Task: Look below and pull out each line with the word "distingue".
— start —
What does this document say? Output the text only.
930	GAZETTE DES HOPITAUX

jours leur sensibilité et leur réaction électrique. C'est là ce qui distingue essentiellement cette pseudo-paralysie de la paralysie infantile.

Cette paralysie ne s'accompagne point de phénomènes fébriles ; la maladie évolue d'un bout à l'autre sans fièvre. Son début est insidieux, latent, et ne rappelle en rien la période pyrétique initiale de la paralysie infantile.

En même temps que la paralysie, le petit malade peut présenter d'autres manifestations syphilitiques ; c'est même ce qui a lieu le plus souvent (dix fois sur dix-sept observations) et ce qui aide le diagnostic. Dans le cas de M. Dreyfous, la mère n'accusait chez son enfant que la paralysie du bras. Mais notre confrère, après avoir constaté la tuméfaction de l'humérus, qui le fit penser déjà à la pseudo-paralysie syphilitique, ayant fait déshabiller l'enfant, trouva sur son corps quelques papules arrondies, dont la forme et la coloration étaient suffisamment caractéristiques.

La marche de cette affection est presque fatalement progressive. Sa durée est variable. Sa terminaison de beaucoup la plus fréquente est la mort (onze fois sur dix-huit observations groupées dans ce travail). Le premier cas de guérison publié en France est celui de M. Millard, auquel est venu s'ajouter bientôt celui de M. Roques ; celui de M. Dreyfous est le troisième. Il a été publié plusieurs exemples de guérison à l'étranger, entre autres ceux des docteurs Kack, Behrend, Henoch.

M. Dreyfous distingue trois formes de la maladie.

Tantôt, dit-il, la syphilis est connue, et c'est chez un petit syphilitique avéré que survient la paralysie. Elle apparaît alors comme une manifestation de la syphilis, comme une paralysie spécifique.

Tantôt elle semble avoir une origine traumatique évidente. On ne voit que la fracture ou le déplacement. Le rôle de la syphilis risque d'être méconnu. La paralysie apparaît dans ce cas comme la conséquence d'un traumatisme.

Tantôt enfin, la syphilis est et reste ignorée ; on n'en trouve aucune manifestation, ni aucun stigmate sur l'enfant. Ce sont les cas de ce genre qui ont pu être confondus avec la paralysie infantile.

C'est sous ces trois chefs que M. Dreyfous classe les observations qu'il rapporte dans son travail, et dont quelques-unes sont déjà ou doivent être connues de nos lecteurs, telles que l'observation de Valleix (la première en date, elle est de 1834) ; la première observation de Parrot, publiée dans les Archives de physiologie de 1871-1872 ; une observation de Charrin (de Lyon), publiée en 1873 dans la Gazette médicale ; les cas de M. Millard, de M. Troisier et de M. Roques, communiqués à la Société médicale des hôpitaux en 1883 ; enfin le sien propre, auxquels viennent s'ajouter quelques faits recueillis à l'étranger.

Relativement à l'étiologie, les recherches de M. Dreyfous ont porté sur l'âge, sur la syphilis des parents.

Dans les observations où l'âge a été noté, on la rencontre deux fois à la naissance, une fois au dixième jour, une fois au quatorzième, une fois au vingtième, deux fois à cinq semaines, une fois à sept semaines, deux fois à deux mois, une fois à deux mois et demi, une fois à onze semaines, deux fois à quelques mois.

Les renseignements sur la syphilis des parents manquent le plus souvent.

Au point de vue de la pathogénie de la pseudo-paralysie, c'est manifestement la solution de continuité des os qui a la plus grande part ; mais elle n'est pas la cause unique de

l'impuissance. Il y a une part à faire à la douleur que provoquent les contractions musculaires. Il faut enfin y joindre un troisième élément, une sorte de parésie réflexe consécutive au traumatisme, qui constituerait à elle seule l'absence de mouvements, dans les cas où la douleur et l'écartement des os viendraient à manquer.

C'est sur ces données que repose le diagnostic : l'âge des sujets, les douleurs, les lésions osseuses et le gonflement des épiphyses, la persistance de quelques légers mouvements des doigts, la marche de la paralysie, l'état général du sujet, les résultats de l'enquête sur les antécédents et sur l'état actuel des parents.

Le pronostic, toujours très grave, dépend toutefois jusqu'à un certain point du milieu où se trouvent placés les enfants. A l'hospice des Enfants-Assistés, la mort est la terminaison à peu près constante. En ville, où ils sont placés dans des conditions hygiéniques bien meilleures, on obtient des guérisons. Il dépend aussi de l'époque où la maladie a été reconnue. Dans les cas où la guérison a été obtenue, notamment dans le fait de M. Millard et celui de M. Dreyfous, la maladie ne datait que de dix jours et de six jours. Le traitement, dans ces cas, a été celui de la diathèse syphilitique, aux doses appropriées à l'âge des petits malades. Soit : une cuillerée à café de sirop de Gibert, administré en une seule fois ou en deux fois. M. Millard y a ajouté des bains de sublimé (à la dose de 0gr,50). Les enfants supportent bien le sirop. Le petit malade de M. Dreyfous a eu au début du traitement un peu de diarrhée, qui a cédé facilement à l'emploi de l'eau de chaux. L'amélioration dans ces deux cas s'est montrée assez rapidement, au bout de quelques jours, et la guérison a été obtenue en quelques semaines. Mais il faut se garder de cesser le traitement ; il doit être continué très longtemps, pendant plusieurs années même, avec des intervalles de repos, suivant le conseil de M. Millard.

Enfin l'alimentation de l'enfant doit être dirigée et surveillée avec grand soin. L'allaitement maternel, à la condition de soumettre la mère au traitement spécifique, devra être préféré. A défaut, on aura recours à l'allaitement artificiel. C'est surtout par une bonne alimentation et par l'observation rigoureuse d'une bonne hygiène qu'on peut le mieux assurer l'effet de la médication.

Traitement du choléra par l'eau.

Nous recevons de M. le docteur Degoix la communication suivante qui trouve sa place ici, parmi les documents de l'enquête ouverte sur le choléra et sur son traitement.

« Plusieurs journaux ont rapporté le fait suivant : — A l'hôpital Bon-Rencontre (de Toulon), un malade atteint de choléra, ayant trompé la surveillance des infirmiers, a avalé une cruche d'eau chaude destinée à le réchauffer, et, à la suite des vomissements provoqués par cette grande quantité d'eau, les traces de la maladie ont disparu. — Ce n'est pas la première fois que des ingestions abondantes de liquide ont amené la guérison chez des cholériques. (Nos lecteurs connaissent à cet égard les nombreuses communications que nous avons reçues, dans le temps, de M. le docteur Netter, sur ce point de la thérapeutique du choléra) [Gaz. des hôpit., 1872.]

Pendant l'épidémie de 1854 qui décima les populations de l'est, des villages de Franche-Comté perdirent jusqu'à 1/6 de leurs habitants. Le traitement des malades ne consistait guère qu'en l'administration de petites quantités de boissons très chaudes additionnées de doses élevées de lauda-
— end —
Written answer:
jours leur sensibilité et leur réaction électrique. C'est là ce qui distingue essentiellement cette pseudo-paralysie de la paralysie infantile.
M. Dreyfous distingue trois formes de la maladie.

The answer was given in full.